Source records
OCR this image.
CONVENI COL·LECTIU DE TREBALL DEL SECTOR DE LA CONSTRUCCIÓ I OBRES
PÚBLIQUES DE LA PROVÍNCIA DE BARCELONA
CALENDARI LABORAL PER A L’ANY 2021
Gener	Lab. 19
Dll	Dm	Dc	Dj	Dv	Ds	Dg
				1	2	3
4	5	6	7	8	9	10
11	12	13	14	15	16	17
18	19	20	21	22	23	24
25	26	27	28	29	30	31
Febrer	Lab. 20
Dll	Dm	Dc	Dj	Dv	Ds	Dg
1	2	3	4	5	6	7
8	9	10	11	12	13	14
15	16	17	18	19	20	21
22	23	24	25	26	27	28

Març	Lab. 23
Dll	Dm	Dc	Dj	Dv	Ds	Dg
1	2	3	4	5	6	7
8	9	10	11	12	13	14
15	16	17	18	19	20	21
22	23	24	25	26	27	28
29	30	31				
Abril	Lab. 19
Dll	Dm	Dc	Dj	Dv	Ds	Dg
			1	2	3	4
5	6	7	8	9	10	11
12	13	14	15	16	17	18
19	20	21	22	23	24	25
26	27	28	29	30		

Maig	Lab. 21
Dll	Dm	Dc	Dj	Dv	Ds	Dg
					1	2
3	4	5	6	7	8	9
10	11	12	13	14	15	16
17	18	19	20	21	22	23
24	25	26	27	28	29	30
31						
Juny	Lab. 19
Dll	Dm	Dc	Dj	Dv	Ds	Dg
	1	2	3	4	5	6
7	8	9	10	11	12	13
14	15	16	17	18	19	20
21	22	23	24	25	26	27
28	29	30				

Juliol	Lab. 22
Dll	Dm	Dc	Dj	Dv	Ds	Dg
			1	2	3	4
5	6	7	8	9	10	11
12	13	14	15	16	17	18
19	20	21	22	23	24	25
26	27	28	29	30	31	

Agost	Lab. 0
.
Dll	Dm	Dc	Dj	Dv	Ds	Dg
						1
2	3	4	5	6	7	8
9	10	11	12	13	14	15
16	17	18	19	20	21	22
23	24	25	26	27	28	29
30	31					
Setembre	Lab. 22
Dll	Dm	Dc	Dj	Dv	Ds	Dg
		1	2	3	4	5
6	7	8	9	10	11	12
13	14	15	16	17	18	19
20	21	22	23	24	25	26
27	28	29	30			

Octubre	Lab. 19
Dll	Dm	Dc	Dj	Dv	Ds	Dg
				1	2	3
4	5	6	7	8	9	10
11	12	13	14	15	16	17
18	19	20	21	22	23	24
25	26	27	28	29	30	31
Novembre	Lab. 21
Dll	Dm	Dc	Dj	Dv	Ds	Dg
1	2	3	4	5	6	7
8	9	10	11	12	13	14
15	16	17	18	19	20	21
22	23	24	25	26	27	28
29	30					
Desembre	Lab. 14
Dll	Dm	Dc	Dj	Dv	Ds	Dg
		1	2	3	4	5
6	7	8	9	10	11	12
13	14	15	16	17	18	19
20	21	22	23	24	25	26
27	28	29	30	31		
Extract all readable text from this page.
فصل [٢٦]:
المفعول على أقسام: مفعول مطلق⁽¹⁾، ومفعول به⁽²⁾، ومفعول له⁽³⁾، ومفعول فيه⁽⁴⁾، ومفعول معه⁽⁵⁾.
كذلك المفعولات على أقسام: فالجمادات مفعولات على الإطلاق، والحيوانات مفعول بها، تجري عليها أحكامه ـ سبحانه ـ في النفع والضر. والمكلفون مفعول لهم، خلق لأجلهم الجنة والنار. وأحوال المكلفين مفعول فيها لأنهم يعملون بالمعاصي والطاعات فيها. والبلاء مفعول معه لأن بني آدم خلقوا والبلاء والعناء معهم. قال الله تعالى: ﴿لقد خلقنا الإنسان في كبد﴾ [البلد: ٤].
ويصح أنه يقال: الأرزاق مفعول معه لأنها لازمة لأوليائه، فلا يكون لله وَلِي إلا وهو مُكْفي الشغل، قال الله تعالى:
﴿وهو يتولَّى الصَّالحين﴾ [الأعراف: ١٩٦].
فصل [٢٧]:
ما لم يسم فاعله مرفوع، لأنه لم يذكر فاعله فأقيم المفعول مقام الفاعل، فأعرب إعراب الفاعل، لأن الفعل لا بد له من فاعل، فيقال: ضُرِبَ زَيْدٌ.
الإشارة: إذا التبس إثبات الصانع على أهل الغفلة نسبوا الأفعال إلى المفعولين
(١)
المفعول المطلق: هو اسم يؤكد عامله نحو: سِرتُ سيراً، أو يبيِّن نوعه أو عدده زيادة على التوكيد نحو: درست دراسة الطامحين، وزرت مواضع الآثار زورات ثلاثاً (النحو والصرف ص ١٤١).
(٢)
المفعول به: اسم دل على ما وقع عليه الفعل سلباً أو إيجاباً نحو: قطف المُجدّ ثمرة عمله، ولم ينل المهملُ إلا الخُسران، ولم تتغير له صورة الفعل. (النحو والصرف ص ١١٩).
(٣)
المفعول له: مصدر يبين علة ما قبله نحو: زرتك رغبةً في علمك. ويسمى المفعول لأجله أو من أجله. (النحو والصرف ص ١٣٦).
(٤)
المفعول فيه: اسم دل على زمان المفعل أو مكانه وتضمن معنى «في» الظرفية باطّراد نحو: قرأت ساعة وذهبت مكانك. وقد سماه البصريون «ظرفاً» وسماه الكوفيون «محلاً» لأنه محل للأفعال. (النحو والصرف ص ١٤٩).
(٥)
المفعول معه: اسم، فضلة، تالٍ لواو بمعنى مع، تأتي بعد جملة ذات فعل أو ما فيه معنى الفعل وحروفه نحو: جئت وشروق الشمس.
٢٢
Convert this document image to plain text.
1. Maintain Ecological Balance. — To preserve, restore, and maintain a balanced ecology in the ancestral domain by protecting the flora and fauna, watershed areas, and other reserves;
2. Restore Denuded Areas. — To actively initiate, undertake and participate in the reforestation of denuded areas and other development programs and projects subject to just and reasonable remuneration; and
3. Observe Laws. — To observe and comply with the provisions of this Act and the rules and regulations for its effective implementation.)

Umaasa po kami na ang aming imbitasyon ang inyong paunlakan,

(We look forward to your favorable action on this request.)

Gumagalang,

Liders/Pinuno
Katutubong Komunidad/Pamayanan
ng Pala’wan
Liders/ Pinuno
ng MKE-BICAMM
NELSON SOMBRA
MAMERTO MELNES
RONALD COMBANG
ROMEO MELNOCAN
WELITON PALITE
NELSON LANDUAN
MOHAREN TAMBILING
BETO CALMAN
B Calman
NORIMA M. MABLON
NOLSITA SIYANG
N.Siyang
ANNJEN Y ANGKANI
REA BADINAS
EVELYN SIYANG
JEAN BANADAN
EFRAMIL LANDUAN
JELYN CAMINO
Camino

_WRITTEN INSTRUCTION_
Write out each line of the data above again, exactly as given.

_WORKED ANSWER_
OCR this image.
CONVENI COL·LECTIU DE TREBALL DEL SECTOR DE LA CONSTRUCCIÓ I OBRES
PÚBLIQUES DE LA PROVÍNCIA DE BARCELONA
CALENDARI LABORAL PER A L’ANY 2021
Gener	Lab. 19
Dll	Dm	Dc	Dj	Dv	Ds	Dg
				1	2	3
4	5	6	7	8	9	10
11	12	13	14	15	16	17
18	19	20	21	22	23	24
25	26	27	28	29	30	31
Febrer	Lab. 20
Dll	Dm	Dc	Dj	Dv	Ds	Dg
1	2	3	4	5	6	7
8	9	10	11	12	13	14
15	16	17	18	19	20	21
22	23	24	25	26	27	28

Març	Lab. 23
Dll	Dm	Dc	Dj	Dv	Ds	Dg
1	2	3	4	5	6	7
8	9	10	11	12	13	14
15	16	17	18	19	20	21
22	23	24	25	26	27	28
29	30	31				
Abril	Lab. 19
Dll	Dm	Dc	Dj	Dv	Ds	Dg
			1	2	3	4
5	6	7	8	9	10	11
12	13	14	15	16	17	18
19	20	21	22	23	24	25
26	27	28	29	30		

Maig	Lab. 21
Dll	Dm	Dc	Dj	Dv	Ds	Dg
					1	2
3	4	5	6	7	8	9
10	11	12	13	14	15	16
17	18	19	20	21	22	23
24	25	26	27	28	29	30
31						
Juny	Lab. 19
Dll	Dm	Dc	Dj	Dv	Ds	Dg
	1	2	3	4	5	6
7	8	9	10	11	12	13
14	15	16	17	18	19	20
21	22	23	24	25	26	27
28	29	30				

Juliol	Lab. 22
Dll	Dm	Dc	Dj	Dv	Ds	Dg
			1	2	3	4
5	6	7	8	9	10	11
12	13	14	15	16	17	18
19	20	21	22	23	24	25
26	27	28	29	30	31	

Agost	Lab. 0
.
Dll	Dm	Dc	Dj	Dv	Ds	Dg
						1
2	3	4	5	6	7	8
9	10	11	12	13	14	15
16	17	18	19	20	21	22
23	24	25	26	27	28	29
30	31					
Setembre	Lab. 22
Dll	Dm	Dc	Dj	Dv	Ds	Dg
		1	2	3	4	5
6	7	8	9	10	11	12
13	14	15	16	17	18	19
20	21	22	23	24	25	26
27	28	29	30			

Octubre	Lab. 19
Dll	Dm	Dc	Dj	Dv	Ds	Dg
				1	2	3
4	5	6	7	8	9	10
11	12	13	14	15	16	17
18	19	20	21	22	23	24
25	26	27	28	29	30	31
Novembre	Lab. 21
Dll	Dm	Dc	Dj	Dv	Ds	Dg
1	2	3	4	5	6	7
8	9	10	11	12	13	14
15	16	17	18	19	20	21
22	23	24	25	26	27	28
29	30					
Desembre	Lab. 14
Dll	Dm	Dc	Dj	Dv	Ds	Dg
		1	2	3	4	5
6	7	8	9	10	11	12
13	14	15	16	17	18	19
20	21	22	23	24	25	26
27	28	29	30	31		
Extract all readable text from this page.
فصل [٢٦]:
المفعول على أقسام: مفعول مطلق⁽¹⁾، ومفعول به⁽²⁾، ومفعول له⁽³⁾، ومفعول فيه⁽⁴⁾، ومفعول معه⁽⁵⁾.
كذلك المفعولات على أقسام: فالجمادات مفعولات على الإطلاق، والحيوانات مفعول بها، تجري عليها أحكامه ـ سبحانه ـ في النفع والضر. والمكلفون مفعول لهم، خلق لأجلهم الجنة والنار. وأحوال المكلفين مفعول فيها لأنهم يعملون بالمعاصي والطاعات فيها. والبلاء مفعول معه لأن بني آدم خلقوا والبلاء والعناء معهم. قال الله تعالى: ﴿لقد خلقنا الإنسان في كبد﴾ [البلد: ٤].
ويصح أنه يقال: الأرزاق مفعول معه لأنها لازمة لأوليائه، فلا يكون لله وَلِي إلا وهو مُكْفي الشغل، قال الله تعالى:
﴿وهو يتولَّى الصَّالحين﴾ [الأعراف: ١٩٦].
فصل [٢٧]:
ما لم يسم فاعله مرفوع، لأنه لم يذكر فاعله فأقيم المفعول مقام الفاعل، فأعرب إعراب الفاعل، لأن الفعل لا بد له من فاعل، فيقال: ضُرِبَ زَيْدٌ.
الإشارة: إذا التبس إثبات الصانع على أهل الغفلة نسبوا الأفعال إلى المفعولين
(١)
المفعول المطلق: هو اسم يؤكد عامله نحو: سِرتُ سيراً، أو يبيِّن نوعه أو عدده زيادة على التوكيد نحو: درست دراسة الطامحين، وزرت مواضع الآثار زورات ثلاثاً (النحو والصرف ص ١٤١).
(٢)
المفعول به: اسم دل على ما وقع عليه الفعل سلباً أو إيجاباً نحو: قطف المُجدّ ثمرة عمله، ولم ينل المهملُ إلا الخُسران، ولم تتغير له صورة الفعل. (النحو والصرف ص ١١٩).
(٣)
المفعول له: مصدر يبين علة ما قبله نحو: زرتك رغبةً في علمك. ويسمى المفعول لأجله أو من أجله. (النحو والصرف ص ١٣٦).
(٤)
المفعول فيه: اسم دل على زمان المفعل أو مكانه وتضمن معنى «في» الظرفية باطّراد نحو: قرأت ساعة وذهبت مكانك. وقد سماه البصريون «ظرفاً» وسماه الكوفيون «محلاً» لأنه محل للأفعال. (النحو والصرف ص ١٤٩).
(٥)
المفعول معه: اسم، فضلة، تالٍ لواو بمعنى مع، تأتي بعد جملة ذات فعل أو ما فيه معنى الفعل وحروفه نحو: جئت وشروق الشمس.
٢٢
Convert this document image to plain text.
1. Maintain Ecological Balance. — To preserve, restore, and maintain a balanced ecology in the ancestral domain by protecting the flora and fauna, watershed areas, and other reserves;
2. Restore Denuded Areas. — To actively initiate, undertake and participate in the reforestation of denuded areas and other development programs and projects subject to just and reasonable remuneration; and
3. Observe Laws. — To observe and comply with the provisions of this Act and the rules and regulations for its effective implementation.)

Umaasa po kami na ang aming imbitasyon ang inyong paunlakan,

(We look forward to your favorable action on this request.)

Gumagalang,

Liders/Pinuno
Katutubong Komunidad/Pamayanan
ng Pala’wan
Liders/ Pinuno
ng MKE-BICAMM
NELSON SOMBRA
MAMERTO MELNES
RONALD COMBANG
ROMEO MELNOCAN
WELITON PALITE
NELSON LANDUAN
MOHAREN TAMBILING
BETO CALMAN
B Calman
NORIMA M. MABLON
NOLSITA SIYANG
N.Siyang
ANNJEN Y ANGKANI
REA BADINAS
EVELYN SIYANG
JEAN BANADAN
EFRAMIL LANDUAN
JELYN CAMINO
Camino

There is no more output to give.